> _Source material_
● ● ● ● ●
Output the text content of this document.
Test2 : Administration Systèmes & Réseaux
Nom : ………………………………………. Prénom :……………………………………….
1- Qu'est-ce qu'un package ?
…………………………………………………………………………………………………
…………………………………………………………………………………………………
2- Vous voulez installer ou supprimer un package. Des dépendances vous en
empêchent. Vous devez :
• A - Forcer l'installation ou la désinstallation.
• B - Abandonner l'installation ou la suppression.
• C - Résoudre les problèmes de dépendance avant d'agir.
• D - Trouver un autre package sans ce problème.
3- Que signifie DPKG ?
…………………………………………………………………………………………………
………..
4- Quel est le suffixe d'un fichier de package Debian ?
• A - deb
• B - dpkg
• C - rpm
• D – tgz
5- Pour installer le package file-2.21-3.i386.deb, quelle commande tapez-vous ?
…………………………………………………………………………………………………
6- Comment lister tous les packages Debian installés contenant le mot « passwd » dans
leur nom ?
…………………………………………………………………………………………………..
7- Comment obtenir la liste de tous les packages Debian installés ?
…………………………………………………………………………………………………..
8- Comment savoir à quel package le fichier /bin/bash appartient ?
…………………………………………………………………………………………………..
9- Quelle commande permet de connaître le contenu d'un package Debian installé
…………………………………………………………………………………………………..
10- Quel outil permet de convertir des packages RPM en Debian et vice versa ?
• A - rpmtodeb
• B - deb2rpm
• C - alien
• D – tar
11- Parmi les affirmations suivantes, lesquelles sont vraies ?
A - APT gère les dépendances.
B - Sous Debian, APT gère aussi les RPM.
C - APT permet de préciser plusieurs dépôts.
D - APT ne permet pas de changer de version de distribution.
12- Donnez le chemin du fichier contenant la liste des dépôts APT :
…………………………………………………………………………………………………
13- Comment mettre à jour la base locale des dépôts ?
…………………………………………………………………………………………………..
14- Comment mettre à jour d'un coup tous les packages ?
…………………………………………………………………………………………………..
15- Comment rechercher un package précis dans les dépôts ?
● ● ● ● ●
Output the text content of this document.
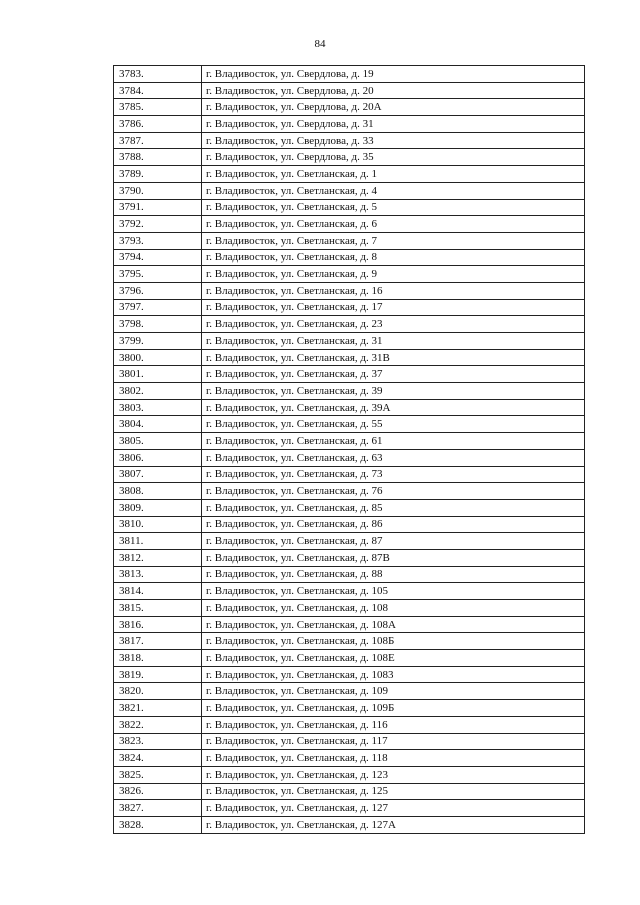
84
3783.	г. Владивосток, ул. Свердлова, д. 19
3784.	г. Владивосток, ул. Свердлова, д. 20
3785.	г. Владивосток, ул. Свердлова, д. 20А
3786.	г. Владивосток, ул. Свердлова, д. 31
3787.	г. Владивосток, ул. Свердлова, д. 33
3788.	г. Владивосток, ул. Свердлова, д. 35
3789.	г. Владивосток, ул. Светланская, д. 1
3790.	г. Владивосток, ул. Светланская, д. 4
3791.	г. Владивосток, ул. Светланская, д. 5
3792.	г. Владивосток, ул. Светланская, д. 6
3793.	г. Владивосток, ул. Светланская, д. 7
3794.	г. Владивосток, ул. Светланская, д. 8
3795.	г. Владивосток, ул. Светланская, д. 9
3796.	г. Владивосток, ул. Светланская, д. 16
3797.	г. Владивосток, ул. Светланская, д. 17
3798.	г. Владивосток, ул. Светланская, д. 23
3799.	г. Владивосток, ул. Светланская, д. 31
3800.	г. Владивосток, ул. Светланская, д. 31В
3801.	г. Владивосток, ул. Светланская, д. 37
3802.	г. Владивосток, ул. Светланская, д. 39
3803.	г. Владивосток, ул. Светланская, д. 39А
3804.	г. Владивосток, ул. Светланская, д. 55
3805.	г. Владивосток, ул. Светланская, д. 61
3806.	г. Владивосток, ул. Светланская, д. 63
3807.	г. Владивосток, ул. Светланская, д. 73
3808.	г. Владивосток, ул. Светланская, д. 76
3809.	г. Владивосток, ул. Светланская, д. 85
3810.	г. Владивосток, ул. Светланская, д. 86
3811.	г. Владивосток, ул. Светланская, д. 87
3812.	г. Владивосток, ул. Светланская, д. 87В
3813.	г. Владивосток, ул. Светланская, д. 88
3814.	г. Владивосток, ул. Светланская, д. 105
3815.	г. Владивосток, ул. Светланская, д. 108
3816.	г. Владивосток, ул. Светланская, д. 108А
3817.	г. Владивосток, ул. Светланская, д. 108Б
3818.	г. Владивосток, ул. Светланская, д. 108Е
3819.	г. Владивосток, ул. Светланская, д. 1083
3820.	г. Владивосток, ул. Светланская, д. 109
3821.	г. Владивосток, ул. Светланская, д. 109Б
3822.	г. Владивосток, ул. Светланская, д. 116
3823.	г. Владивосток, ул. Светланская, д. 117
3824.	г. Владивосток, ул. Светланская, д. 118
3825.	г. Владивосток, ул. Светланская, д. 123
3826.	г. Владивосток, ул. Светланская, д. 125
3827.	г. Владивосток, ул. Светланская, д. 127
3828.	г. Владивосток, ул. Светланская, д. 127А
● ● ● ● ●
> _Work to complete_
Find every line in the records above that holds the word "Comment", and copy each one.

> _Result of the task_
6- Comment lister tous les packages Debian installés contenant le mot « passwd » dans
7- Comment obtenir la liste de tous les packages Debian installés ?
8- Comment savoir à quel package le fichier /bin/bash appartient ?
13- Comment mettre à jour la base locale des dépôts ?
14- Comment mettre à jour d'un coup tous les packages ?
15- Comment rechercher un package précis dans les dépôts ?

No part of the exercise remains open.